What is asked: Scan the data below for the string "USDJPY". Copy every line where it appears.
═════ Provided data ═════
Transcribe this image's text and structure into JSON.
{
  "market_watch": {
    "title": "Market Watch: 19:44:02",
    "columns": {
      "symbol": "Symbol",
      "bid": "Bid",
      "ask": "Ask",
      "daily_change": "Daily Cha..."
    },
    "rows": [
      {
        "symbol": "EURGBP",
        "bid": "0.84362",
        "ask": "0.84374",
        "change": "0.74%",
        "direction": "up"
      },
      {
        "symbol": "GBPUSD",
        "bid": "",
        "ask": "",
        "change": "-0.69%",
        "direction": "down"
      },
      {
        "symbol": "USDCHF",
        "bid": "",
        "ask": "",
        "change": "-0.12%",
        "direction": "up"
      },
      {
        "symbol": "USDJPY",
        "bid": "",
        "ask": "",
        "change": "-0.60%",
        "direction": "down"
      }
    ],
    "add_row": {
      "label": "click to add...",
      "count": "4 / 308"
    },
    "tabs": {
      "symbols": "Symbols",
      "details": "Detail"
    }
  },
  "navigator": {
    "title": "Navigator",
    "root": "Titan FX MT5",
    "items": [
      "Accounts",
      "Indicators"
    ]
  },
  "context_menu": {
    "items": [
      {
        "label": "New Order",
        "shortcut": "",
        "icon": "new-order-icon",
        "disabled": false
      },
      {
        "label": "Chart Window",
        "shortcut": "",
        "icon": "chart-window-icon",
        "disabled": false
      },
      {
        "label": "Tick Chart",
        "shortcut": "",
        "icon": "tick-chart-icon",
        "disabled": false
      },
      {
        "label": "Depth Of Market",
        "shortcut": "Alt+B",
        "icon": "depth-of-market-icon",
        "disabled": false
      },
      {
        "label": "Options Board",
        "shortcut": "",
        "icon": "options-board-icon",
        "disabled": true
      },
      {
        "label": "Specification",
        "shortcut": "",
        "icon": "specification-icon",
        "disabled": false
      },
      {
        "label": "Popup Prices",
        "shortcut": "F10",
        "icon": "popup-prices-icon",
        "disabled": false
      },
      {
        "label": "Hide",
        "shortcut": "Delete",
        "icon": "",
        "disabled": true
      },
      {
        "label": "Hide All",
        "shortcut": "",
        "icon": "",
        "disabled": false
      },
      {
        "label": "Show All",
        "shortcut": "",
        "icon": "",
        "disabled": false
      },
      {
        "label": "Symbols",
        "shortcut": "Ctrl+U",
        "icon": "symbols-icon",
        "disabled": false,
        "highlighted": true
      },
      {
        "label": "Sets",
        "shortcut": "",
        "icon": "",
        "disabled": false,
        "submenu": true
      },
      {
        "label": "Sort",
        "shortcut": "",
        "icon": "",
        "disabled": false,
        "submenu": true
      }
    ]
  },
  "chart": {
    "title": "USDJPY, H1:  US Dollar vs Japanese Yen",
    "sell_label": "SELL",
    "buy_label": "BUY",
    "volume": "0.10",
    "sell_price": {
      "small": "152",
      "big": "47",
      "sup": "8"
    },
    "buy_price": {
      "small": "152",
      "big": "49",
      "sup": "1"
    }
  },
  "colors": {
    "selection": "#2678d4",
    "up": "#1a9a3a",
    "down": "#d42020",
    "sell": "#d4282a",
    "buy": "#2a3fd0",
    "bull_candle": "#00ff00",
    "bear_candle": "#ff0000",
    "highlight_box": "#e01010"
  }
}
═════
Solution for this task:
        "symbol": "USDJPY",
    "title": "USDJPY, H1:  US Dollar vs Japanese Yen",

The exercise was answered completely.